> Aim: Using the entries that follow, collect the lines where the word "current" appears.

Figure content listings
+===+

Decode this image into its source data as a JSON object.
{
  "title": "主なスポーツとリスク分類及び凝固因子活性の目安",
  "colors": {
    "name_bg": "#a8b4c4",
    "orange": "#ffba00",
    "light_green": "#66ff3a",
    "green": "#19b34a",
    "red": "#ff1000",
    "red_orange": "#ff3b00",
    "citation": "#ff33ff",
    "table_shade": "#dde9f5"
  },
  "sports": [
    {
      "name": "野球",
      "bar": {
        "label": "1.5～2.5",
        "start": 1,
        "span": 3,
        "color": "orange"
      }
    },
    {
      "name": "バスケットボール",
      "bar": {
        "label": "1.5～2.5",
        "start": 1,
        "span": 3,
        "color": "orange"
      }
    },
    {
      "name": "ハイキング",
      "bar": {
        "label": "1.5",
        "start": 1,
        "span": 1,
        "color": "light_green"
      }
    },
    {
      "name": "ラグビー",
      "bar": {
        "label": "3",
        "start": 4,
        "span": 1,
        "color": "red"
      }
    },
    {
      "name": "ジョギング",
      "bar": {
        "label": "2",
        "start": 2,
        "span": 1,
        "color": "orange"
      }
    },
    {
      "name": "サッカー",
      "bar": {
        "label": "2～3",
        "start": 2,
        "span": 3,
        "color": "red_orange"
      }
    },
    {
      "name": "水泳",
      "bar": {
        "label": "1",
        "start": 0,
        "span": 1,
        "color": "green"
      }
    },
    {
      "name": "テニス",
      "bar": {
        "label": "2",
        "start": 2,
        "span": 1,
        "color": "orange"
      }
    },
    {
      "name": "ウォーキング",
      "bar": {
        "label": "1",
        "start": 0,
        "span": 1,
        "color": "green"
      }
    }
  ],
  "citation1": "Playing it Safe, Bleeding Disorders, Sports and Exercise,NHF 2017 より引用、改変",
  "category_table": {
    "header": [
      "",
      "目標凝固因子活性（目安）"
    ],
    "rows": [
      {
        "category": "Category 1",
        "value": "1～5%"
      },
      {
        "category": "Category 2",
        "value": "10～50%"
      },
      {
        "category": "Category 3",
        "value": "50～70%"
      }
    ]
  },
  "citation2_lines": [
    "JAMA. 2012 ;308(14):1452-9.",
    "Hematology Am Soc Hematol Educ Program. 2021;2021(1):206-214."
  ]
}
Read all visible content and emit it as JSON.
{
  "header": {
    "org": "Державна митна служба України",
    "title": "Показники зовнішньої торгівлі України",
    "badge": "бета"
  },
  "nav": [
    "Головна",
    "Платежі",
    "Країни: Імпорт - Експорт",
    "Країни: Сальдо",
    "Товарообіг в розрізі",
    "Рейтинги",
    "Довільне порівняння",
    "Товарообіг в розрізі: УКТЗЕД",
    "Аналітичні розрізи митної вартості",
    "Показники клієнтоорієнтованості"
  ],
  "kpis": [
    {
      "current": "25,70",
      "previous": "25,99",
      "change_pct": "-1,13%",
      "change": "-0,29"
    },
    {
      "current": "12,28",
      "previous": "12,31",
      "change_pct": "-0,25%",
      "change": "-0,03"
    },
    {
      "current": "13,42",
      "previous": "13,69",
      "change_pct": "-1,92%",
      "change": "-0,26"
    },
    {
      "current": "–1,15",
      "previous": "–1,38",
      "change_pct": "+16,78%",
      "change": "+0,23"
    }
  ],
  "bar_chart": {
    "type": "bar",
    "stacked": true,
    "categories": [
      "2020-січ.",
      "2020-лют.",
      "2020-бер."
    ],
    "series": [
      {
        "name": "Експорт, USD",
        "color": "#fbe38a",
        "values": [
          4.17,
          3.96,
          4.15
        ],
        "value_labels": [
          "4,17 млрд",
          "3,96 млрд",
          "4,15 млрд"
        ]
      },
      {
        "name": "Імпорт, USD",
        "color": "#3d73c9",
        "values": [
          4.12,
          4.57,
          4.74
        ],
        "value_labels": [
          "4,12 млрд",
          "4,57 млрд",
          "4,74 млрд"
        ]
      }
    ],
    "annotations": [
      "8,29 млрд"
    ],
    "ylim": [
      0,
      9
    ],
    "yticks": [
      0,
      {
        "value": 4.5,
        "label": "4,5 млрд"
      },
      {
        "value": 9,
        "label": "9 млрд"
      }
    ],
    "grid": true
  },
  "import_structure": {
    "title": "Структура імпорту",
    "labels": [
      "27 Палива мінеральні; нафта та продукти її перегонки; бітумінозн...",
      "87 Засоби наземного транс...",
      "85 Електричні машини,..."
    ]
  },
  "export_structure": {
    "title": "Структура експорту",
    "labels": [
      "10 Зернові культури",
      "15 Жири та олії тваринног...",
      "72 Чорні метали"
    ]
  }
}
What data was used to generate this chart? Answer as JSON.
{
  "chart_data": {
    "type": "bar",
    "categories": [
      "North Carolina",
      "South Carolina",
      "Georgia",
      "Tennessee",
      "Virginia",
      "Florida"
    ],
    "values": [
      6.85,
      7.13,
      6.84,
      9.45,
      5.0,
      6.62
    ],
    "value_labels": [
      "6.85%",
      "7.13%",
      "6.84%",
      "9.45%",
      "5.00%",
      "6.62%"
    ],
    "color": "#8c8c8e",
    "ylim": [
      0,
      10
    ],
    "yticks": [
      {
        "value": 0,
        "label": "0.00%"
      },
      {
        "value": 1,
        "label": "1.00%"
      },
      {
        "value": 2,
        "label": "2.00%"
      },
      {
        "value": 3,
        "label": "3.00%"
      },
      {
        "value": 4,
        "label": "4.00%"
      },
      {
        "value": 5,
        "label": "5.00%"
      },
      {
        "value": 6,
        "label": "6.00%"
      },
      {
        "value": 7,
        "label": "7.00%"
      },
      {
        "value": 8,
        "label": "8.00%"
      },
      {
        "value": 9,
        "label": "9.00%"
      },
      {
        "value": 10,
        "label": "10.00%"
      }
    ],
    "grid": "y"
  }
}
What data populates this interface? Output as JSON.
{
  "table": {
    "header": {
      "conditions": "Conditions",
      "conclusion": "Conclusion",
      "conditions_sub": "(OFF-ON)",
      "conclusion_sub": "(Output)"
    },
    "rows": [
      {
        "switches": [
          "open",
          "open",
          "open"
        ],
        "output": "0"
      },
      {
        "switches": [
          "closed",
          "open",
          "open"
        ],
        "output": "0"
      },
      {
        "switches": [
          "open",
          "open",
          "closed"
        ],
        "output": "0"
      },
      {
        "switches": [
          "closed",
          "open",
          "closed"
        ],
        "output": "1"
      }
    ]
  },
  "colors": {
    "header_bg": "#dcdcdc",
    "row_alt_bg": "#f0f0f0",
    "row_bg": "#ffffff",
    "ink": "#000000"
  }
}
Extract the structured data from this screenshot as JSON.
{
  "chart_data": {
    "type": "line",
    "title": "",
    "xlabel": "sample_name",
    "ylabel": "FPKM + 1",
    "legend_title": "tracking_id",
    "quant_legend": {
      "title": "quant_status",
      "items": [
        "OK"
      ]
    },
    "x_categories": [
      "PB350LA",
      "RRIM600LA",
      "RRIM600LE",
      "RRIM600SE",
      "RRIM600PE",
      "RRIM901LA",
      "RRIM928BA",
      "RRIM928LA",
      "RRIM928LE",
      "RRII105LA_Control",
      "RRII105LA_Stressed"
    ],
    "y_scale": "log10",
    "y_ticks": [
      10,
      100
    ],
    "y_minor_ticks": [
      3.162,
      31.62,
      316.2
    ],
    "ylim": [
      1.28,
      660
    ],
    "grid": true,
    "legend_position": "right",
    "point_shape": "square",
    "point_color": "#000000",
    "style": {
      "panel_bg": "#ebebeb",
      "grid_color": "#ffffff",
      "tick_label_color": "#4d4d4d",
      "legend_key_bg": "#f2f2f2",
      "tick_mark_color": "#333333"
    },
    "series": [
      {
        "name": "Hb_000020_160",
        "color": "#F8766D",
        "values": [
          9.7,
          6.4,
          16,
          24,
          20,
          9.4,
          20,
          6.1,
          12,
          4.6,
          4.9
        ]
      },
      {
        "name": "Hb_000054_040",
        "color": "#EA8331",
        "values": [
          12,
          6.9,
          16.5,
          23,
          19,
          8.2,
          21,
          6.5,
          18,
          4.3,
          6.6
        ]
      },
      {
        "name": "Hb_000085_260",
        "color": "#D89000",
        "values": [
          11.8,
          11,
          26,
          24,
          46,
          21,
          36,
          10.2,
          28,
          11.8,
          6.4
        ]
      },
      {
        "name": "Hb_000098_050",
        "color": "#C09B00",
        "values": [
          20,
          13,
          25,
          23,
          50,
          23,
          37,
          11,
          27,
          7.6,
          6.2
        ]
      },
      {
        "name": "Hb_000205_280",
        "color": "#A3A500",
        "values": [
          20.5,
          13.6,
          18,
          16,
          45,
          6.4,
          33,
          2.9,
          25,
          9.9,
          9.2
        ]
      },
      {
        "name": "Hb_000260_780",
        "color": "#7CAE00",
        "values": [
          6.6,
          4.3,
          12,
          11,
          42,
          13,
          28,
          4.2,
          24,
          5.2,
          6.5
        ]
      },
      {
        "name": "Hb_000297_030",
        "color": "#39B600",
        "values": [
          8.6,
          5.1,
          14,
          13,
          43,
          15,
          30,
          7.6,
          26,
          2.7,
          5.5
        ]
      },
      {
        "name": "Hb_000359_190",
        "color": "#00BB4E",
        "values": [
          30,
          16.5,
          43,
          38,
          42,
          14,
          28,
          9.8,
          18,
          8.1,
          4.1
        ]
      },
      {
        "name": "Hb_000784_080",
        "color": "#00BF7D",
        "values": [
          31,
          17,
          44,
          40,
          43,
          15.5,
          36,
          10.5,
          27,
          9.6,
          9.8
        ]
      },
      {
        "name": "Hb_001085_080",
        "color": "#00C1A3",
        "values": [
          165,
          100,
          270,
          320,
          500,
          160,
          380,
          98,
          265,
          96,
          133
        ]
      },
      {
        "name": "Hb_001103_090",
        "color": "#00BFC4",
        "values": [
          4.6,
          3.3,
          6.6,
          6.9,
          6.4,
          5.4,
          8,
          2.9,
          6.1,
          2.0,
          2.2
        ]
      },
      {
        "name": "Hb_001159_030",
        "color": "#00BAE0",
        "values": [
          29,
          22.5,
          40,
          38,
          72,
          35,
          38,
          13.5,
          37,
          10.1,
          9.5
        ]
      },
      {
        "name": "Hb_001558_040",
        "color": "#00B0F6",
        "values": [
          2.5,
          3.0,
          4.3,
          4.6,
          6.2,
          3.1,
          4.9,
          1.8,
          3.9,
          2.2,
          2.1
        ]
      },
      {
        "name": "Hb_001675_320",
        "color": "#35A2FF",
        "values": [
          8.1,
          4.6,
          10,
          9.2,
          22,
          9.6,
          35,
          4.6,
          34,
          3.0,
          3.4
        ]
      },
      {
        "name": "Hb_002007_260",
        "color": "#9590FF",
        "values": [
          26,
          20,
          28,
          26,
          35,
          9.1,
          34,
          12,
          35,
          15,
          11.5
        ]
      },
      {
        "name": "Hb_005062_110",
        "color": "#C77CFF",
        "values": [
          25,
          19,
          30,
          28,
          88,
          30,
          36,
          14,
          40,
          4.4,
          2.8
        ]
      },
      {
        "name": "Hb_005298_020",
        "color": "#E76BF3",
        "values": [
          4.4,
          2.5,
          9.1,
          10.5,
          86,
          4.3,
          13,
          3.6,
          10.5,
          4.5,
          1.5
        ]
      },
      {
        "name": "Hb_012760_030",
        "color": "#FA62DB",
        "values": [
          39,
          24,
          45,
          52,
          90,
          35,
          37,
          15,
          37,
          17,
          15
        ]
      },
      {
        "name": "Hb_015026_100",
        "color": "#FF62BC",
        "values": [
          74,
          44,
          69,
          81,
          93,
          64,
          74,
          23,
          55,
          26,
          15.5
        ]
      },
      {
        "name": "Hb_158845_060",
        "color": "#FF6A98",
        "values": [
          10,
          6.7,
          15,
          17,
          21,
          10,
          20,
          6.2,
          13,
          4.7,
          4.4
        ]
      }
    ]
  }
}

+===+

> Expected answer:
      "current": "25,70",
      "current": "12,28",
      "current": "13,42",
      "current": "–1,15",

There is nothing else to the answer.